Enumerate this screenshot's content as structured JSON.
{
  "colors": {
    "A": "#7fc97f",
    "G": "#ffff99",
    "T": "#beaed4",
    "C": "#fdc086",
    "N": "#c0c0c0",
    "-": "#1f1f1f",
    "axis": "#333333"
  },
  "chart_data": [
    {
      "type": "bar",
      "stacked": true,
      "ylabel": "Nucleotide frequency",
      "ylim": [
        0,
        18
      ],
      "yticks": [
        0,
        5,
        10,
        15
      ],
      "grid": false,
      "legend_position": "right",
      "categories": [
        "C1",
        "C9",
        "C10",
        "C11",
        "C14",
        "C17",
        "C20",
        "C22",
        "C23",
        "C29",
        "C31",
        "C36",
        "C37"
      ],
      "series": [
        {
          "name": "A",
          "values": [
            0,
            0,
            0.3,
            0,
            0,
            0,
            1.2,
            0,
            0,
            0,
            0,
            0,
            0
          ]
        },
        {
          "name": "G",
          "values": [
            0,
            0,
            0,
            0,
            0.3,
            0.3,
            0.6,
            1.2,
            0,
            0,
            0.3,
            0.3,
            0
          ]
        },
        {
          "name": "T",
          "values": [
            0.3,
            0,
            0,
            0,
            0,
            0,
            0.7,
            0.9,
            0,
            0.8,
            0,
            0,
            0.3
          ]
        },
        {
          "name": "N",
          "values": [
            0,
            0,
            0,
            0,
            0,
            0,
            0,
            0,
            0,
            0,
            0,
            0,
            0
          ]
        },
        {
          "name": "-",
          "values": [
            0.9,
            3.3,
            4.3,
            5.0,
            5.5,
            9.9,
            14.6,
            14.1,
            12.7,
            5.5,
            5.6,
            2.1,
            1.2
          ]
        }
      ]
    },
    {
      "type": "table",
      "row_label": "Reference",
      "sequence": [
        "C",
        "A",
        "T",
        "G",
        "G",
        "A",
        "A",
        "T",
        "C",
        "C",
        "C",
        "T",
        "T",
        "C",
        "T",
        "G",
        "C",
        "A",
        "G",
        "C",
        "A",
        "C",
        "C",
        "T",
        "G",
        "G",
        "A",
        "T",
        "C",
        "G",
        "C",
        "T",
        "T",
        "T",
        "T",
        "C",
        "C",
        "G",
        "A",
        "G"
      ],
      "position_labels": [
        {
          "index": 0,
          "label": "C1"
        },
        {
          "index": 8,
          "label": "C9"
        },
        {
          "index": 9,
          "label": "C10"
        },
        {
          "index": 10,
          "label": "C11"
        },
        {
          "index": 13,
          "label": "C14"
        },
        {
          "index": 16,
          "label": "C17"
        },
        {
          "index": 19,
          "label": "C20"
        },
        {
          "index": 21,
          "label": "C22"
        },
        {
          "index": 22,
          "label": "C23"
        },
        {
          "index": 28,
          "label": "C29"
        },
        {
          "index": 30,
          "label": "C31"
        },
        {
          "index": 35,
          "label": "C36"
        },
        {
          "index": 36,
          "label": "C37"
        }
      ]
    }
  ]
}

= = = =

▶ _Given task_: Transcribe the material exactly as it reads.

▶ _Answer to this task_:
Enumerate this screenshot's content as structured JSON.
{
  "colors": {
    "A": "#7fc97f",
    "G": "#ffff99",
    "T": "#beaed4",
    "C": "#fdc086",
    "N": "#c0c0c0",
    "-": "#1f1f1f",
    "axis": "#333333"
  },
  "chart_data": [
    {
      "type": "bar",
      "stacked": true,
      "ylabel": "Nucleotide frequency",
      "ylim": [
        0,
        18
      ],
      "yticks": [
        0,
        5,
        10,
        15
      ],
      "grid": false,
      "legend_position": "right",
      "categories": [
        "C1",
        "C9",
        "C10",
        "C11",
        "C14",
        "C17",
        "C20",
        "C22",
        "C23",
        "C29",
        "C31",
        "C36",
        "C37"
      ],
      "series": [
        {
          "name": "A",
          "values": [
            0,
            0,
            0.3,
            0,
            0,
            0,
            1.2,
            0,
            0,
            0,
            0,
            0,
            0
          ]
        },
        {
          "name": "G",
          "values": [
            0,
            0,
            0,
            0,
            0.3,
            0.3,
            0.6,
            1.2,
            0,
            0,
            0.3,
            0.3,
            0
          ]
        },
        {
          "name": "T",
          "values": [
            0.3,
            0,
            0,
            0,
            0,
            0,
            0.7,
            0.9,
            0,
            0.8,
            0,
            0,
            0.3
          ]
        },
        {
          "name": "N",
          "values": [
            0,
            0,
            0,
            0,
            0,
            0,
            0,
            0,
            0,
            0,
            0,
            0,
            0
          ]
        },
        {
          "name": "-",
          "values": [
            0.9,
            3.3,
            4.3,
            5.0,
            5.5,
            9.9,
            14.6,
            14.1,
            12.7,
            5.5,
            5.6,
            2.1,
            1.2
          ]
        }
      ]
    },
    {
      "type": "table",
      "row_label": "Reference",
      "sequence": [
        "C",
        "A",
        "T",
        "G",
        "G",
        "A",
        "A",
        "T",
        "C",
        "C",
        "C",
        "T",
        "T",
        "C",
        "T",
        "G",
        "C",
        "A",
        "G",
        "C",
        "A",
        "C",
        "C",
        "T",
        "G",
        "G",
        "A",
        "T",
        "C",
        "G",
        "C",
        "T",
        "T",
        "T",
        "T",
        "C",
        "C",
        "G",
        "A",
        "G"
      ],
      "position_labels": [
        {
          "index": 0,
          "label": "C1"
        },
        {
          "index": 8,
          "label": "C9"
        },
        {
          "index": 9,
          "label": "C10"
        },
        {
          "index": 10,
          "label": "C11"
        },
        {
          "index": 13,
          "label": "C14"
        },
        {
          "index": 16,
          "label": "C17"
        },
        {
          "index": 19,
          "label": "C20"
        },
        {
          "index": 21,
          "label": "C22"
        },
        {
          "index": 22,
          "label": "C23"
        },
        {
          "index": 28,
          "label": "C29"
        },
        {
          "index": 30,
          "label": "C31"
        },
        {
          "index": 35,
          "label": "C36"
        },
        {
          "index": 36,
          "label": "C37"
        }
      ]
    }
  ]
}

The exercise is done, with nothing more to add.